:: YOUR INSTRUCTIONS ::
Determine how many lines contain the string "label" and reply with that number alone.

[Dataset items]
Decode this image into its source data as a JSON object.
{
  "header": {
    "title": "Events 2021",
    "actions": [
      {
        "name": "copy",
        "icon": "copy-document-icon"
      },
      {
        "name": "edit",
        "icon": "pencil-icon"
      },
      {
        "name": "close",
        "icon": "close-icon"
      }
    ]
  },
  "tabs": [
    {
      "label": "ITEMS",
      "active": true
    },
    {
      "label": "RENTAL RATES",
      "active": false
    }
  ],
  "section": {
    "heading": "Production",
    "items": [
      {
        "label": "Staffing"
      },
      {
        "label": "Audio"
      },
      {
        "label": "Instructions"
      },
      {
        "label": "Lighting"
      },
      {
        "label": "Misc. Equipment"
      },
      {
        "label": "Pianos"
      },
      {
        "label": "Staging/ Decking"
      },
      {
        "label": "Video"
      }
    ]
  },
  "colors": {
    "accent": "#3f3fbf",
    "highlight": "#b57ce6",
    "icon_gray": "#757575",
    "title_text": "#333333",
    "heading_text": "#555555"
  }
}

:: TASK RESPONSE ::
10